[Opening DATA FOR REVIEW section]

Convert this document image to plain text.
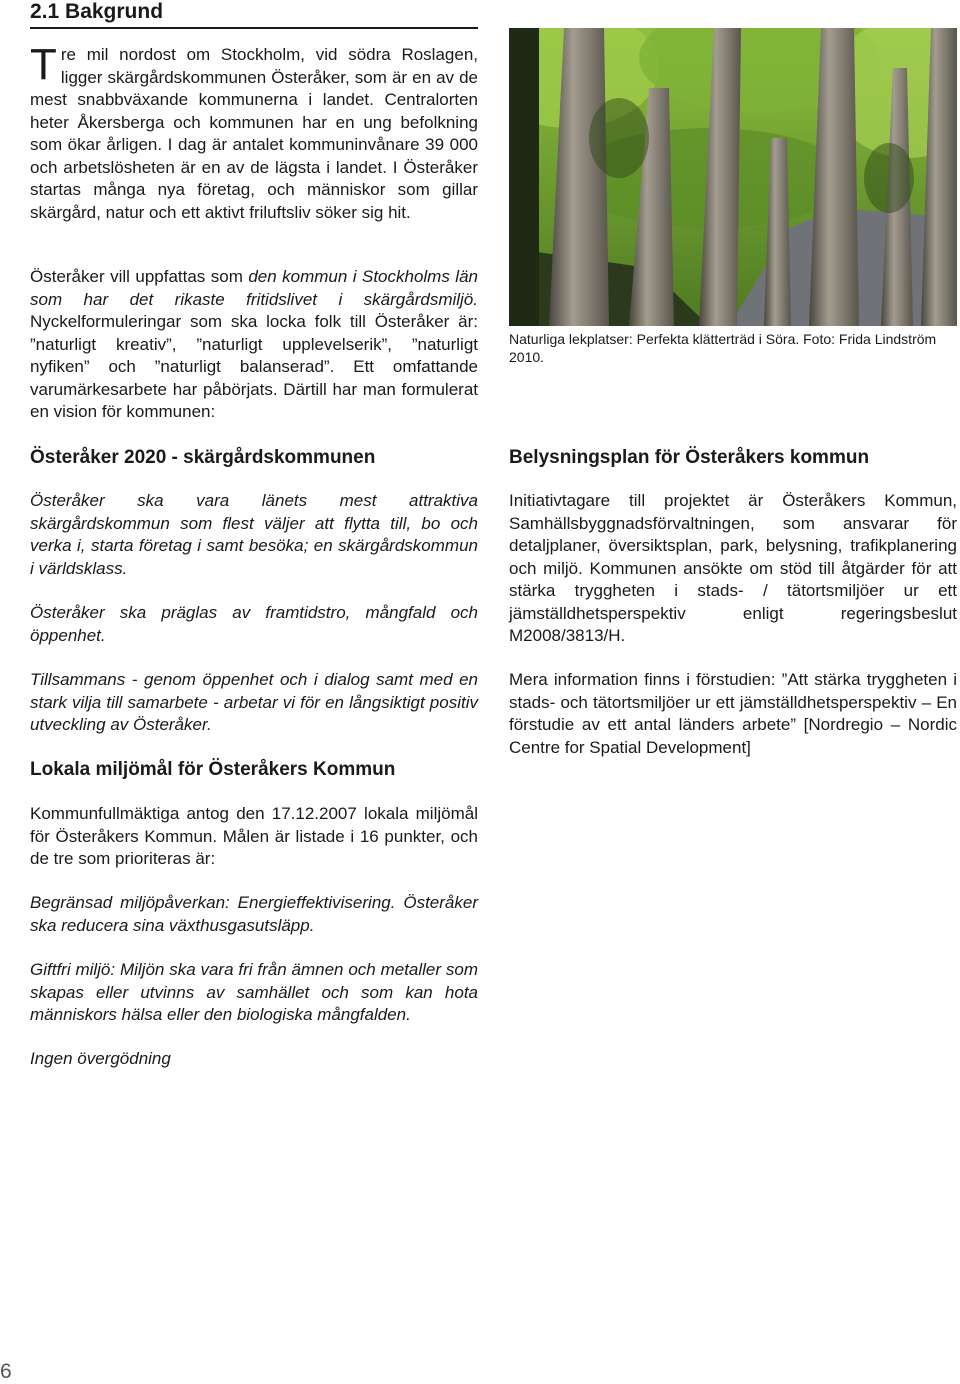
2.1 Bakgrund
Tre mil nordost om Stockholm, vid södra Roslagen, ligger skärgårdskommunen Österåker, som är en av de mest snabbväxande kommunerna i landet. Centralorten heter Åkersberga och kommunen har en ung befolkning som ökar årligen. I dag är antalet kommuninvånare 39 000 och arbetslösheten är en av de lägsta i landet. I Österåker startas många nya företag, och människor som gillar skärgård, natur och ett aktivt friluftsliv söker sig hit.
Österåker vill uppfattas som den kommun i Stockholms län som har det rikaste fritidslivet i skärgårdsmiljö. Nyckelformuleringar som ska locka folk till Österåker är: ”naturligt kreativ”, ”naturligt upplevelserik”, ”naturligt nyfiken” och ”naturligt balanserad”. Ett omfattande varumärkesarbete har påbörjats. Därtill har man formulerat en vision för kommunen:
Österåker 2020 - skärgårdskommunen
Österåker ska vara länets mest attraktiva skärgårdskommun som flest väljer att flytta till, bo och verka i, starta företag i samt besöka; en skärgårdskommun i världsklass.
Österåker ska präglas av framtidstro, mångfald och öppenhet.
Tillsammans - genom öppenhet och i dialog samt med en stark vilja till samarbete - arbetar vi för en långsiktigt positiv utveckling av Österåker.
Lokala miljömål för Österåkers Kommun
Kommunfullmäktiga antog den 17.12.2007 lokala miljömål för Österåkers Kommun. Målen är listade i 16 punkter, och de tre som prioriteras är:
Begränsad miljöpåverkan: Energieffektivisering. Österåker ska reducera sina växthusgasutsläpp.
Giftfri miljö: Miljön ska vara fri från ämnen och metaller som skapas eller utvinns av samhället och som kan hota människors hälsa eller den biologiska mångfalden.
Ingen övergödning
Naturliga lekplatser: Perfekta klätterträd i Söra. Foto: Frida Lindström 2010.
Belysningsplan för Österåkers kommun
Initiativtagare till projektet är Österåkers Kommun, Samhällsbyggnadsförvaltningen, som ansvarar för detaljplaner, översiktsplan, park, belysning, trafikplanering och miljö. Kommunen ansökte om stöd till åtgärder för att stärka tryggheten i stads- / tätortsmiljöer ur ett jämställdhetsperspektiv enligt regeringsbeslut M2008/3813/H.
Mera information finns i förstudien: ”Att stärka tryggheten i stads- och tätortsmiljöer ur ett jämställdhetsperspektiv – En förstudie av ett antal länders arbete” [Nordregio – Nordic Centre for Spatial Development]
6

[Closing DATA FOR REVIEW section]

# EXERCISE GOAL
The response must consist of the entries above exactly as they stand, minus any pictures.

# SOLUTION FOR THIS TASK
Convert this document image to plain text.
2.1 Bakgrund
Tre mil nordost om Stockholm, vid södra Roslagen, ligger skärgårdskommunen Österåker, som är en av de mest snabbväxande kommunerna i landet. Centralorten heter Åkersberga och kommunen har en ung befolkning som ökar årligen. I dag är antalet kommuninvånare 39 000 och arbetslösheten är en av de lägsta i landet. I Österåker startas många nya företag, och människor som gillar skärgård, natur och ett aktivt friluftsliv söker sig hit.
Österåker vill uppfattas som den kommun i Stockholms län som har det rikaste fritidslivet i skärgårdsmiljö. Nyckelformuleringar som ska locka folk till Österåker är: ”naturligt kreativ”, ”naturligt upplevelserik”, ”naturligt nyfiken” och ”naturligt balanserad”. Ett omfattande varumärkesarbete har påbörjats. Därtill har man formulerat en vision för kommunen:
Österåker 2020 - skärgårdskommunen
Österåker ska vara länets mest attraktiva skärgårdskommun som flest väljer att flytta till, bo och verka i, starta företag i samt besöka; en skärgårdskommun i världsklass.
Österåker ska präglas av framtidstro, mångfald och öppenhet.
Tillsammans - genom öppenhet och i dialog samt med en stark vilja till samarbete - arbetar vi för en långsiktigt positiv utveckling av Österåker.
Lokala miljömål för Österåkers Kommun
Kommunfullmäktiga antog den 17.12.2007 lokala miljömål för Österåkers Kommun. Målen är listade i 16 punkter, och de tre som prioriteras är:
Begränsad miljöpåverkan: Energieffektivisering. Österåker ska reducera sina växthusgasutsläpp.
Giftfri miljö: Miljön ska vara fri från ämnen och metaller som skapas eller utvinns av samhället och som kan hota människors hälsa eller den biologiska mångfalden.
Ingen övergödning
Naturliga lekplatser: Perfekta klätterträd i Söra. Foto: Frida Lindström 2010.
Belysningsplan för Österåkers kommun
Initiativtagare till projektet är Österåkers Kommun, Samhällsbyggnadsförvaltningen, som ansvarar för detaljplaner, översiktsplan, park, belysning, trafikplanering och miljö. Kommunen ansökte om stöd till åtgärder för att stärka tryggheten i stads- / tätortsmiljöer ur ett jämställdhetsperspektiv enligt regeringsbeslut M2008/3813/H.
Mera information finns i förstudien: ”Att stärka tryggheten i stads- och tätortsmiljöer ur ett jämställdhetsperspektiv – En förstudie av ett antal länders arbete” [Nordregio – Nordic Centre for Spatial Development]
6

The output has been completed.